* What this task involves
Copy each line in which the string "remolque" occurs.

* Rows
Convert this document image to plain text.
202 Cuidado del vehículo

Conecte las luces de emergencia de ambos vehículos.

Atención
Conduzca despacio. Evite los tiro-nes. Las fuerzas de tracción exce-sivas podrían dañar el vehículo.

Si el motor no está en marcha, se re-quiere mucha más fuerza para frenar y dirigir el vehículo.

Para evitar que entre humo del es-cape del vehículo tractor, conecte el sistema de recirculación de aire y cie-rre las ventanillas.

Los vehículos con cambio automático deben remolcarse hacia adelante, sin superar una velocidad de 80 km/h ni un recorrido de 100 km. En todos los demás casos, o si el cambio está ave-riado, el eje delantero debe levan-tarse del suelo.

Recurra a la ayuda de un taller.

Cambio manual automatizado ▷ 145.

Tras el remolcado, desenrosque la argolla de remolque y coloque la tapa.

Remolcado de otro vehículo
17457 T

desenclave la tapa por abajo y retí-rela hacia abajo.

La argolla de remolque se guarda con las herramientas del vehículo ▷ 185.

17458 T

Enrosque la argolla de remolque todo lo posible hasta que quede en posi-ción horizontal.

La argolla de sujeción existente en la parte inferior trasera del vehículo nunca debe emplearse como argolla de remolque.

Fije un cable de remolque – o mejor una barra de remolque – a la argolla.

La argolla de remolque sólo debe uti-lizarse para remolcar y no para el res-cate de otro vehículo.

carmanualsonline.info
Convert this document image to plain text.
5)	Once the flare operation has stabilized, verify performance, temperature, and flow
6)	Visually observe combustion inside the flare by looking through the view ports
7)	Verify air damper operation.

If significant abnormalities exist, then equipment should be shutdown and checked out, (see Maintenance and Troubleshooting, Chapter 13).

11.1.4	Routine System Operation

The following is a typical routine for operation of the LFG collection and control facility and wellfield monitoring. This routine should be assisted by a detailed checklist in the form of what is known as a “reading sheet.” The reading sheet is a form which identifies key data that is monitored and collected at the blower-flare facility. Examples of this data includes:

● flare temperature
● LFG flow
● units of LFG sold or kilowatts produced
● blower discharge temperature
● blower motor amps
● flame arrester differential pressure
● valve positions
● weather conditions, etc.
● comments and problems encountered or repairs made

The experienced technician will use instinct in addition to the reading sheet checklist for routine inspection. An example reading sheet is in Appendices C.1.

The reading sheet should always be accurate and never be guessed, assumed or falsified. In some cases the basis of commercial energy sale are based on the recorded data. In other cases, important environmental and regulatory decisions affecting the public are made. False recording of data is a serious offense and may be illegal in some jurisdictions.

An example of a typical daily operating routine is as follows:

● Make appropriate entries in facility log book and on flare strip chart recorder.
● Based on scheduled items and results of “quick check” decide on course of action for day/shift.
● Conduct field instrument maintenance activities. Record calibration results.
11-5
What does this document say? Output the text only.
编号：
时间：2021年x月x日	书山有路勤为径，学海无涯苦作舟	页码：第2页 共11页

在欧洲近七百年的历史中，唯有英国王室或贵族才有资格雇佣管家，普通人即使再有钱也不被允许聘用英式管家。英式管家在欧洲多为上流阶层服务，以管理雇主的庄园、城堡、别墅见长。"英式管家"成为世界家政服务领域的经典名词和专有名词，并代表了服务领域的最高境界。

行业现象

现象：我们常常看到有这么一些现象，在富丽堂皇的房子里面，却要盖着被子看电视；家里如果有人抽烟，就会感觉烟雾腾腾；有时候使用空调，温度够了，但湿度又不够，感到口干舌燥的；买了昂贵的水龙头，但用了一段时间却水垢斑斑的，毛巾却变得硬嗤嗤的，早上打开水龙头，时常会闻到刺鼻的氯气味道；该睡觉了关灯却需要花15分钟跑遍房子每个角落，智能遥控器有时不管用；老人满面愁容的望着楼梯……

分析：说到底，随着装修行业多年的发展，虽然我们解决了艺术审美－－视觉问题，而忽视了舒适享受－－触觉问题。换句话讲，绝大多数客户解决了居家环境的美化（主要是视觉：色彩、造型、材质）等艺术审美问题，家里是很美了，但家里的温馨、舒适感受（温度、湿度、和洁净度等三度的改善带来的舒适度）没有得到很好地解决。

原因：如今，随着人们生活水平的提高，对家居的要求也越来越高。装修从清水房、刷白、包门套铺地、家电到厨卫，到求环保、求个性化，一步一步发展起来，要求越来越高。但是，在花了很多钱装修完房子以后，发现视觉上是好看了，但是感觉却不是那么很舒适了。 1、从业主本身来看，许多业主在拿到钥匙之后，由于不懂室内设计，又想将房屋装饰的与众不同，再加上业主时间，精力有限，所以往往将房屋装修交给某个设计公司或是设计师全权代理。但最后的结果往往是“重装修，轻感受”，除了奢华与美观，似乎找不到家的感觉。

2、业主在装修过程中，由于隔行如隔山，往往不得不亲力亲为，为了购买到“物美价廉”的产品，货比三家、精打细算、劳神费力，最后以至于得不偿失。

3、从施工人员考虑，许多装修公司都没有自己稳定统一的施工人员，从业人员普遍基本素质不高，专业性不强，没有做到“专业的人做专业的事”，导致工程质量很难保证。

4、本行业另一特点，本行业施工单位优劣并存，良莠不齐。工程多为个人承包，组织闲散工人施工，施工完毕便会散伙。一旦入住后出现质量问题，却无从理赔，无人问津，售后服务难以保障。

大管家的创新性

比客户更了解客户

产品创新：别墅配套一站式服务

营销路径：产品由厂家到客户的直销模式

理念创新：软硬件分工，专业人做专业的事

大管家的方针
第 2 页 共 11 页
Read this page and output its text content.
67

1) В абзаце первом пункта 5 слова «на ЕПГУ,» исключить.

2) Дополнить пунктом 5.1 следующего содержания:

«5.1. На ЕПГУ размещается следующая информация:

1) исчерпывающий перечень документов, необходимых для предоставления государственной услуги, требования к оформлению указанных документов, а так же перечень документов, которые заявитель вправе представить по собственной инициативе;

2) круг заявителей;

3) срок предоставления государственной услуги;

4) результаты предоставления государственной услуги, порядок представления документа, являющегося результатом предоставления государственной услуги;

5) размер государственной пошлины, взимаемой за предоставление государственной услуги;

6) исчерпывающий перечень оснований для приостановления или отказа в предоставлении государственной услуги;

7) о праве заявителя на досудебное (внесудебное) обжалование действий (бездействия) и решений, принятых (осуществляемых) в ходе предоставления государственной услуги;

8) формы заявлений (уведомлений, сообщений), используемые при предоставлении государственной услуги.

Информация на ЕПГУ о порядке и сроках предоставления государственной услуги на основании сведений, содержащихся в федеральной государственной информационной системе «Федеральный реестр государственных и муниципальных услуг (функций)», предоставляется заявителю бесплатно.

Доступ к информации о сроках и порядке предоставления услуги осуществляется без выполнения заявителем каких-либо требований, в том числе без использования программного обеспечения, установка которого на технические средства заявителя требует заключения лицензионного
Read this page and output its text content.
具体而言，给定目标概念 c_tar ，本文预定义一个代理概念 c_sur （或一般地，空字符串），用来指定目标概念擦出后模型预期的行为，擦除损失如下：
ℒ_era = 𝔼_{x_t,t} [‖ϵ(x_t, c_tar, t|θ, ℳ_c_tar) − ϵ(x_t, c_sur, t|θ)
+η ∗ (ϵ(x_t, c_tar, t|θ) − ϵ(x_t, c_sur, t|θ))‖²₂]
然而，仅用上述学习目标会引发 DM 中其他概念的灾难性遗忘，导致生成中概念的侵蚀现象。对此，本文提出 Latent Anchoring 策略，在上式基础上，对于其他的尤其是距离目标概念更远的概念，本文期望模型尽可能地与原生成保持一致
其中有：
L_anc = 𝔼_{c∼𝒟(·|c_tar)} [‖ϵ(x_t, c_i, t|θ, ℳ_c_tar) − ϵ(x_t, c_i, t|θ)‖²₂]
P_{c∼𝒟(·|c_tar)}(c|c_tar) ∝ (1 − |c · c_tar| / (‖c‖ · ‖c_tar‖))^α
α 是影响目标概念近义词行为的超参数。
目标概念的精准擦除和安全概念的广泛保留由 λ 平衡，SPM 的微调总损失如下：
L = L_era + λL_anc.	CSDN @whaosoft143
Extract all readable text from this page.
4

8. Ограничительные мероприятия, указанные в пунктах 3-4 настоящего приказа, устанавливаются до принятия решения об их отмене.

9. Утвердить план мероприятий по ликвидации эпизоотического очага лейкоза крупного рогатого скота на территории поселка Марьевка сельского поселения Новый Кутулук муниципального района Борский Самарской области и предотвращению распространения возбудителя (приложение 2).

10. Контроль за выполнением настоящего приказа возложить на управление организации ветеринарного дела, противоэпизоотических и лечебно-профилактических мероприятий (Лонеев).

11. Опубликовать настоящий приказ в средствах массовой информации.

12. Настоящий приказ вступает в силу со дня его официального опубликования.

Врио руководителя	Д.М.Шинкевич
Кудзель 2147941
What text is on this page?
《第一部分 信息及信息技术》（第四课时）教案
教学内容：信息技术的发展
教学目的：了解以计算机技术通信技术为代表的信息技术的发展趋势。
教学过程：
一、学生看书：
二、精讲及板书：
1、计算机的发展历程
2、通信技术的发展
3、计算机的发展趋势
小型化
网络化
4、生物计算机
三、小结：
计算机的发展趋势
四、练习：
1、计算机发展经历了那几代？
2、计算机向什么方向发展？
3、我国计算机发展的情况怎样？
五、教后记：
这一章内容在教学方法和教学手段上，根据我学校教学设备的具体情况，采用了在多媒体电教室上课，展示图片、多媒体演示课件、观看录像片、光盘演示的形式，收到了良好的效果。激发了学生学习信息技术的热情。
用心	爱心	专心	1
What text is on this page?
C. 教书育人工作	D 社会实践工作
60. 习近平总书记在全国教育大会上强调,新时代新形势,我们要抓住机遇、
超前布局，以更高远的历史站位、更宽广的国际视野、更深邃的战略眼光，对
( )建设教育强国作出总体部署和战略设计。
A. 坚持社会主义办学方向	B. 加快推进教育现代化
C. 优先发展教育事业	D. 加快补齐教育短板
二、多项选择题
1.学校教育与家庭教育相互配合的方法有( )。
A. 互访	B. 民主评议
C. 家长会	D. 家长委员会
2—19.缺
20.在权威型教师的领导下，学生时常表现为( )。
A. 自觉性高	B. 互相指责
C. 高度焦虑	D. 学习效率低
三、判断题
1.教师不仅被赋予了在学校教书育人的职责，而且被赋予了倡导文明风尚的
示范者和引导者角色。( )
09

* Task output
Tras el remolcado, desenrosque la argolla de remolque y coloque la tapa.
La argolla de remolque se guarda con las herramientas del vehículo ▷ 185.
Enrosque la argolla de remolque todo lo posible hasta que quede en posi-ción horizontal.
La argolla de sujeción existente en la parte inferior trasera del vehículo nunca debe emplearse como argolla de remolque.
Fije un cable de remolque – o mejor una barra de remolque – a la argolla.
La argolla de remolque sólo debe uti-lizarse para remolcar y no para el res-cate de otro vehículo.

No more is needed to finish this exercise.